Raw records
══════════════════════════════
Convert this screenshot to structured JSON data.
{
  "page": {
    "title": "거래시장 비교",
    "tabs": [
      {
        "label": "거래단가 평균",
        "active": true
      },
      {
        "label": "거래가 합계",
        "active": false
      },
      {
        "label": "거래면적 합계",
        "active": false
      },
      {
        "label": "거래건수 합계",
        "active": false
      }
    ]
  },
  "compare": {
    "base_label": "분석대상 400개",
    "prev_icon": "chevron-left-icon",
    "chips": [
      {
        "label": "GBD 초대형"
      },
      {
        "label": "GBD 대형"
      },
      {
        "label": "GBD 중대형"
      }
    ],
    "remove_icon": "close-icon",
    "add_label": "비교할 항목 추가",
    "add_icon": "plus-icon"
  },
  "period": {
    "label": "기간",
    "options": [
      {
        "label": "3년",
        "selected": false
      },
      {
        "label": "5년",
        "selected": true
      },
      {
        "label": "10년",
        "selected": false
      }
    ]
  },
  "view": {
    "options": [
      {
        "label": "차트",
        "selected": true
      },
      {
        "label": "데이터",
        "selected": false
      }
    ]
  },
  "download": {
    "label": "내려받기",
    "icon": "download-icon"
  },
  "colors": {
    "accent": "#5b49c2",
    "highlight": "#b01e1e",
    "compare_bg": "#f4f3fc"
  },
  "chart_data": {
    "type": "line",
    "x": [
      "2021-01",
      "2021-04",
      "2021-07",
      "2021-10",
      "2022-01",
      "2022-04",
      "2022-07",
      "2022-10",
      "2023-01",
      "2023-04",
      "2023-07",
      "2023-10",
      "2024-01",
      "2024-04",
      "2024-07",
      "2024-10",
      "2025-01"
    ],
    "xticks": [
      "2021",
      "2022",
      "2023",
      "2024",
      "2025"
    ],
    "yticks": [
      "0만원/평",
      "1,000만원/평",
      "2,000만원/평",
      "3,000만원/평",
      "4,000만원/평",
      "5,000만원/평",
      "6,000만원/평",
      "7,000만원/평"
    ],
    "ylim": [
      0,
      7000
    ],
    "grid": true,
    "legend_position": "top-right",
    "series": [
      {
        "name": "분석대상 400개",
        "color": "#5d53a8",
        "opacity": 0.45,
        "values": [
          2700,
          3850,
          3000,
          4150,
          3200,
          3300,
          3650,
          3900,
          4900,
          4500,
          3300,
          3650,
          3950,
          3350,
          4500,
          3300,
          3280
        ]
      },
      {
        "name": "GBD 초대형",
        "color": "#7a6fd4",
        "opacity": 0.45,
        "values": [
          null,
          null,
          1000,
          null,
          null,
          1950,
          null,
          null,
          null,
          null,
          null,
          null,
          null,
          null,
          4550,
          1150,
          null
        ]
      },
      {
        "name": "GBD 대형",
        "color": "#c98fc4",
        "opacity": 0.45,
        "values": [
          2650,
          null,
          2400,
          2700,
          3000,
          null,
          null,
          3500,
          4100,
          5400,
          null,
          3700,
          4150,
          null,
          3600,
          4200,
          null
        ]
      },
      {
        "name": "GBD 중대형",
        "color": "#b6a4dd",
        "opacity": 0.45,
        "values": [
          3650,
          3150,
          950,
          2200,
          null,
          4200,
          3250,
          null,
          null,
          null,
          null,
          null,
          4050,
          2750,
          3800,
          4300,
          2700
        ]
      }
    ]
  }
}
══════════════════════════════
■ PROBLEM DETAILS
Out of the records, collect only those lines that contain the string "name".

■ SOLUTION TO THIS EXERCISE
        "name": "분석대상 400개",
        "name": "GBD 초대형",
        "name": "GBD 대형",
        "name": "GBD 중대형",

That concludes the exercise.